Figure record extracts:
= = = = = = =
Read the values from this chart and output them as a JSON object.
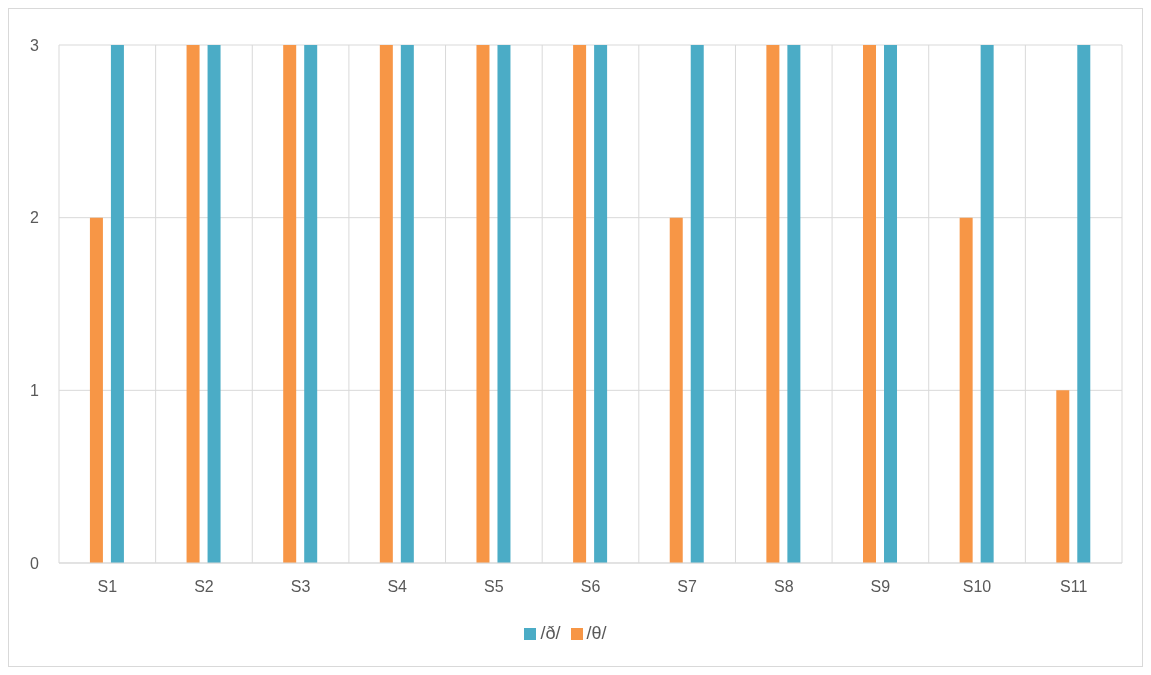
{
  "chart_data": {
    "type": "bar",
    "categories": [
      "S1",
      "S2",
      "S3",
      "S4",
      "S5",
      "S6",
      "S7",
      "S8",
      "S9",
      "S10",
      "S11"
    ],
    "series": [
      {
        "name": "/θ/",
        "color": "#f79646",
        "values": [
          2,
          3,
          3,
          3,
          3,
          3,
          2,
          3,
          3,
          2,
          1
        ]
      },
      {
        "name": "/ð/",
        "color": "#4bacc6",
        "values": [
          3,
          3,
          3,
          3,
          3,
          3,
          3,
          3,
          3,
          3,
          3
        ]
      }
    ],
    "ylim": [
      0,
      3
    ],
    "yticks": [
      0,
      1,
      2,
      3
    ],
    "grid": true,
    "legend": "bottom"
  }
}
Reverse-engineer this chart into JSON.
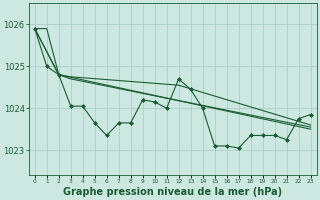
= = = = = = =
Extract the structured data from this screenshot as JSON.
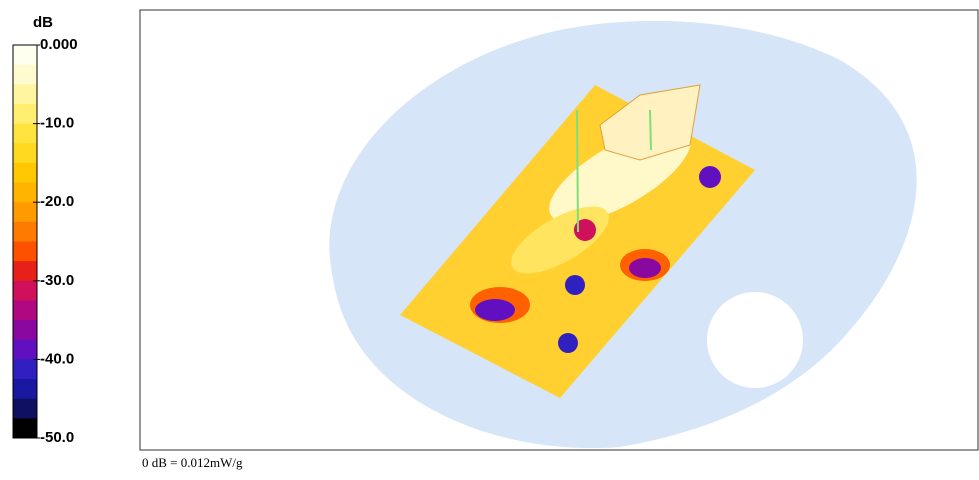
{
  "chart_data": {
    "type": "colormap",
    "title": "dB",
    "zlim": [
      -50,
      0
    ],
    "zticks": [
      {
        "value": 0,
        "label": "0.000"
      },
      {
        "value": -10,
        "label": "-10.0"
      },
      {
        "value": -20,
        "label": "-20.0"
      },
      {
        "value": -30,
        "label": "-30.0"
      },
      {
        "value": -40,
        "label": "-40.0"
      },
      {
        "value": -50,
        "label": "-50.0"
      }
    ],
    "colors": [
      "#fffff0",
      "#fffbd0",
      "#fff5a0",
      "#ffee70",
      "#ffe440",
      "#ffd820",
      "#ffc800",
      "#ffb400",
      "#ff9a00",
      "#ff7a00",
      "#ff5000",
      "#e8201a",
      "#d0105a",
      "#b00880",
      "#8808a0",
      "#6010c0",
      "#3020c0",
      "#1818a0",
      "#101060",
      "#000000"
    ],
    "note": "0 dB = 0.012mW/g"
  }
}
= = = = = = =
Scan the entries above. Copy each line that has the string "from".

■ RESULT ■
Read the values from this chart and output them as a JSON object.
Extract the structured data from this screenshot as JSON.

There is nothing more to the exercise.